GOAL
Only the number is wanted: how many lines contain the string "число"?

SUPPLIED ENTRIES
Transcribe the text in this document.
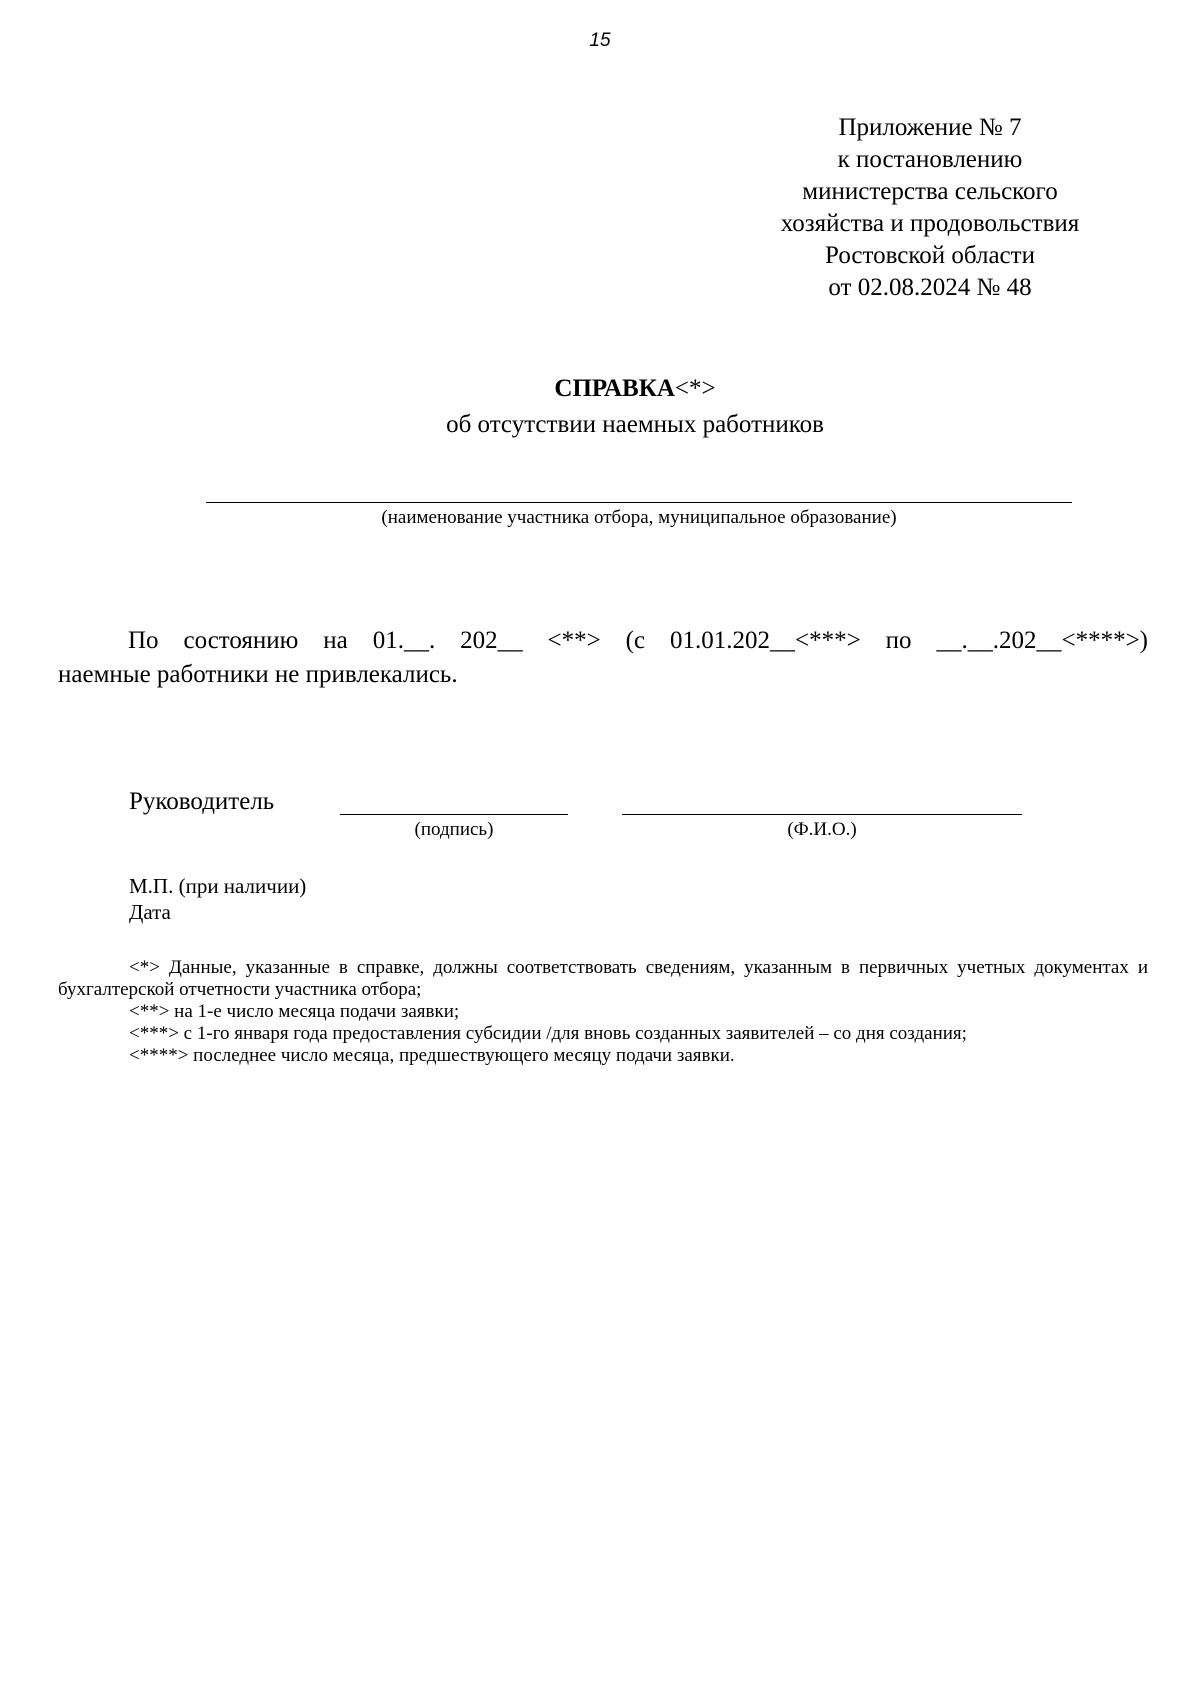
15
Приложение № 7
к постановлению
министерства сельского
хозяйства и продовольствия
Ростовской области
от 02.08.2024 № 48
СПРАВКА<*>
об отсутствии наемных работников
(наименование участника отбора, муниципальное образование)
По состоянию на 01.__. 202__ <**> (с 01.01.202__<***> по __.__.202__<****>)
наемные работники не привлекались.
Руководитель
(подпись)	(Ф.И.О.)
М.П. (при наличии)
Дата
<*> Данные, указанные в справке, должны соответствовать сведениям, указанным в первичных учетных документах и бухгалтерской отчетности участника отбора;
<**> на 1-е число месяца подачи заявки;
<***> с 1-го января года предоставления субсидии /для вновь созданных заявителей – со дня создания;
<****> последнее число месяца, предшествующего месяцу подачи заявки.
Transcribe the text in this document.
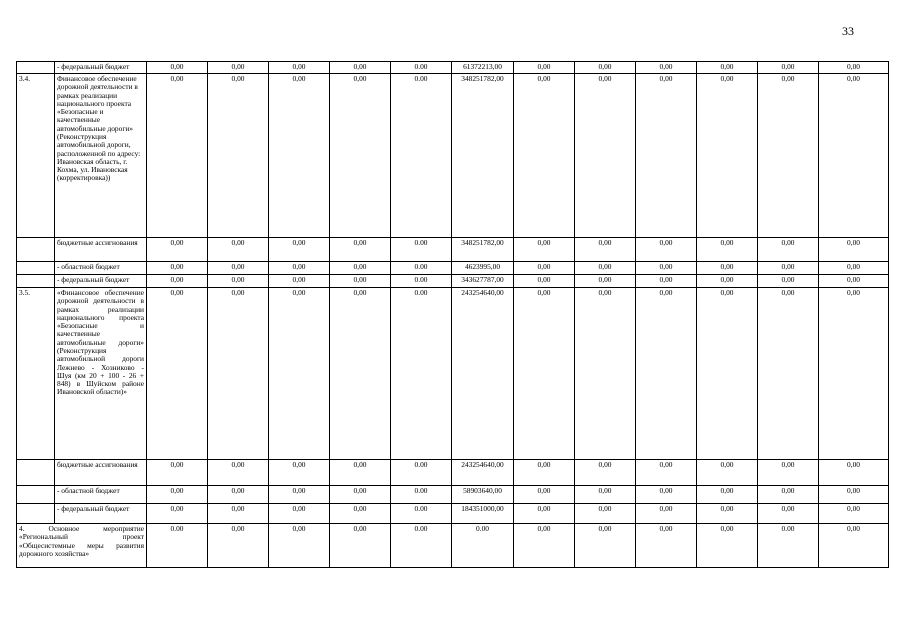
33
	- федеральный бюджет	0,00	0,00	0,00	0,00	0.00	61372213,00	0,00	0,00	0,00	0,00	0,00	0,00
3.4.	Финансовое обеспечение дорожной деятельности в рамках реализации национального проекта «Безопасные и качественные автомобильные дороги» (Реконструкция автомобильной дороги, расположенной по адресу: Ивановская область, г. Кохма, ул. Ивановская (корректировка))	0,00	0,00	0,00	0,00	0.00	348251782,00	0,00	0,00	0,00	0,00	0,00	0,00
	бюджетные ассигнования	0,00	0,00	0,00	0,00	0.00	348251782,00	0,00	0,00	0,00	0,00	0,00	0,00
	- областной бюджет	0,00	0,00	0,00	0,00	0.00	4623995,00	0,00	0,00	0,00	0,00	0,00	0,00
	- федеральный бюджет	0,00	0,00	0,00	0,00	0.00	343627787,00	0,00	0,00	0,00	0,00	0,00	0,00
3.5.	«Финансовое обеспечение дорожной деятельности в рамках реализации национального проекта «Безопасные и качественные автомобильные дороги» (Реконструкция автомобильной дороги Лежнево - Хозниково - Шуя (км 20 + 100 - 26 + 848) в Шуйском районе Ивановской области)»	0,00	0,00	0,00	0,00	0.00	243254640,00	0,00	0,00	0,00	0,00	0,00	0,00
	бюджетные ассигнования	0,00	0,00	0,00	0,00	0.00	243254640,00	0,00	0,00	0,00	0,00	0,00	0,00
	- областной бюджет	0,00	0,00	0,00	0,00	0.00	58903640,00	0,00	0,00	0,00	0,00	0,00	0,00
	- федеральный бюджет	0,00	0,00	0,00	0,00	0.00	184351000,00	0,00	0,00	0,00	0,00	0,00	0,00
4. Основное мероприятие «Региональный проект «Общесистемные меры развития дорожного хозяйства»		0.00	0,00	0,00	0,00	0.00	0.00	0,00	0,00	0,00	0,00	0.00	0,00
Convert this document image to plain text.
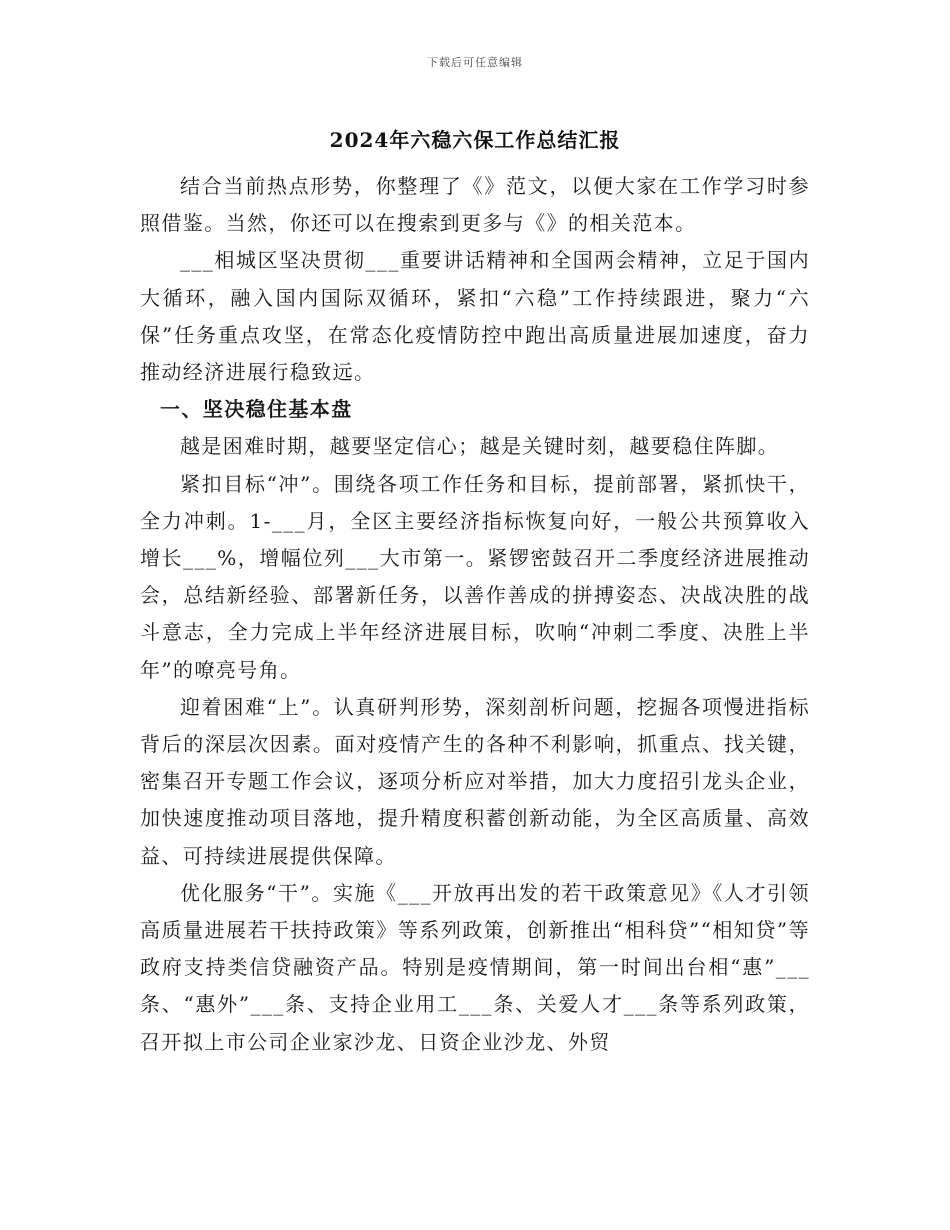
下载后可任意编辑
2024年六稳六保工作总结汇报

结合当前热点形势，你整理了《》范文，以便大家在工作学习时参照借鉴。当然，你还可以在搜索到更多与《》的相关范本。

___相城区坚决贯彻___重要讲话精神和全国两会精神，立足于国内大循环，融入国内国际双循环，紧扣“六稳”工作持续跟进，聚力“六保”任务重点攻坚，在常态化疫情防控中跑出高质量进展加速度，奋力推动经济进展行稳致远。

一、坚决稳住基本盘

越是困难时期，越要坚定信心；越是关键时刻，越要稳住阵脚。

紧扣目标“冲”。围绕各项工作任务和目标，提前部署，紧抓快干，全力冲刺。1-___月，全区主要经济指标恢复向好，一般公共预算收入增长___%，增幅位列___大市第一。紧锣密鼓召开二季度经济进展推动会，总结新经验、部署新任务，以善作善成的拼搏姿态、决战决胜的战斗意志，全力完成上半年经济进展目标，吹响“冲刺二季度、决胜上半年”的嘹亮号角。

迎着困难“上”。认真研判形势，深刻剖析问题，挖掘各项慢进指标背后的深层次因素。面对疫情产生的各种不利影响，抓重点、找关键，密集召开专题工作会议，逐项分析应对举措，加大力度招引龙头企业，加快速度推动项目落地，提升精度积蓄创新动能，为全区高质量、高效益、可持续进展提供保障。

优化服务“干”。实施《___开放再出发的若干政策意见》《人才引领高质量进展若干扶持政策》等系列政策，创新推出“相科贷”“相知贷”等政府支持类信贷融资产品。特别是疫情期间，第一时间出台相“惠”___条、“惠外”___条、支持企业用工___条、关爱人才___条等系列政策，召开拟上市公司企业家沙龙、日资企业沙龙、外贸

OUTPUT FOR THIS TASK
2